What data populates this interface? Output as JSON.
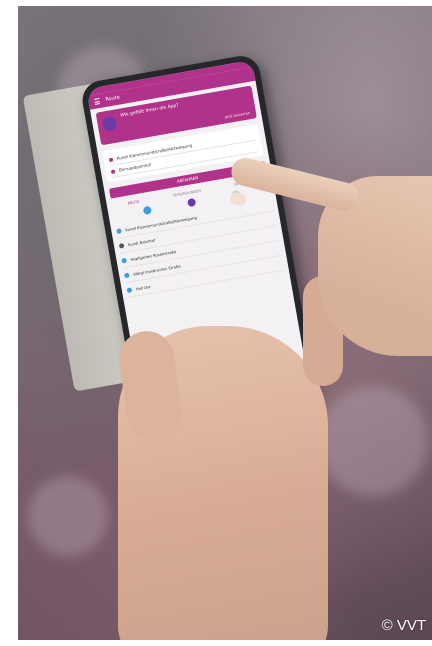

──────────

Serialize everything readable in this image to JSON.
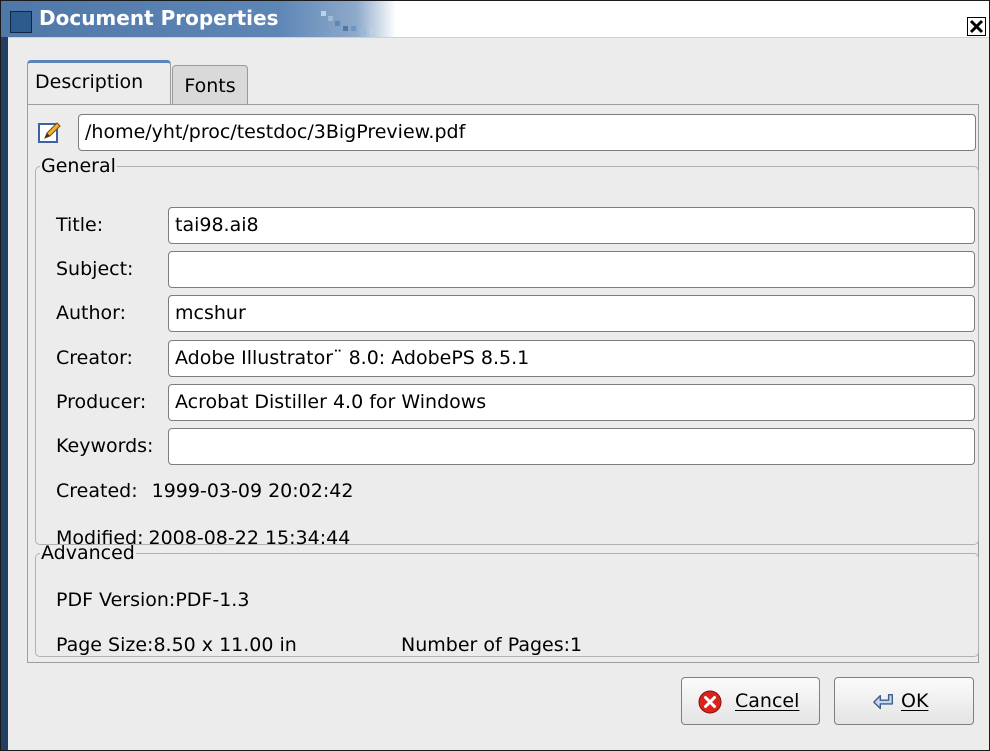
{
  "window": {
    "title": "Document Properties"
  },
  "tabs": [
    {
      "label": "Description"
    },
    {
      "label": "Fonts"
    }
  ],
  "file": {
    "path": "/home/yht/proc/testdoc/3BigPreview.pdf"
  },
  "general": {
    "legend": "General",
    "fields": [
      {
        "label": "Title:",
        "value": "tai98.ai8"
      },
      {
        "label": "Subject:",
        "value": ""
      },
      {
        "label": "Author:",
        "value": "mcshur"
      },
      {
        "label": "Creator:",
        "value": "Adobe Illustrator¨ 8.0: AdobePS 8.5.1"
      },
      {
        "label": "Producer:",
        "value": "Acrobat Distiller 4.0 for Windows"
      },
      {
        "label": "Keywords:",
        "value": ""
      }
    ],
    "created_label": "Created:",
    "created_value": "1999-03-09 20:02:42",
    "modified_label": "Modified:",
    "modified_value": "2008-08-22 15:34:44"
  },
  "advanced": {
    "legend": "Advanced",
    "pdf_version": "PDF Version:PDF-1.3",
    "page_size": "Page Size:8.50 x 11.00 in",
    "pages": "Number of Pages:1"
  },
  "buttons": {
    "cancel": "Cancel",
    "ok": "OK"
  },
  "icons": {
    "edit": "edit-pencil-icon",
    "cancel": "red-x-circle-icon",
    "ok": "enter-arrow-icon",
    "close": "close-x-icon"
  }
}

──────────

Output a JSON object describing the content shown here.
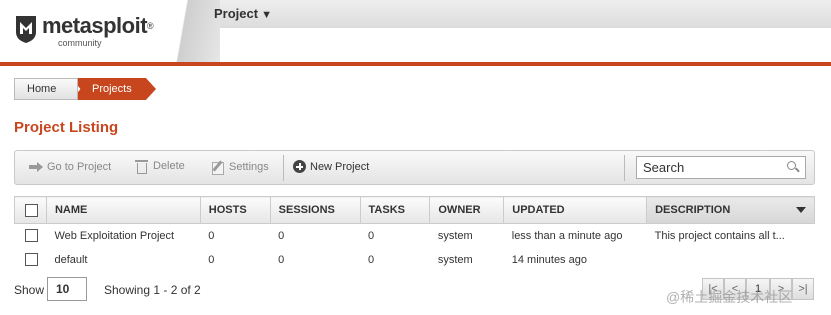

──────────

*Exercise aim*
Search the data above for the word "Output", then gather each line in which it appears.

*Task result*
What data populates this interface? Output as JSON.
Output a JSON object describing the content shown here.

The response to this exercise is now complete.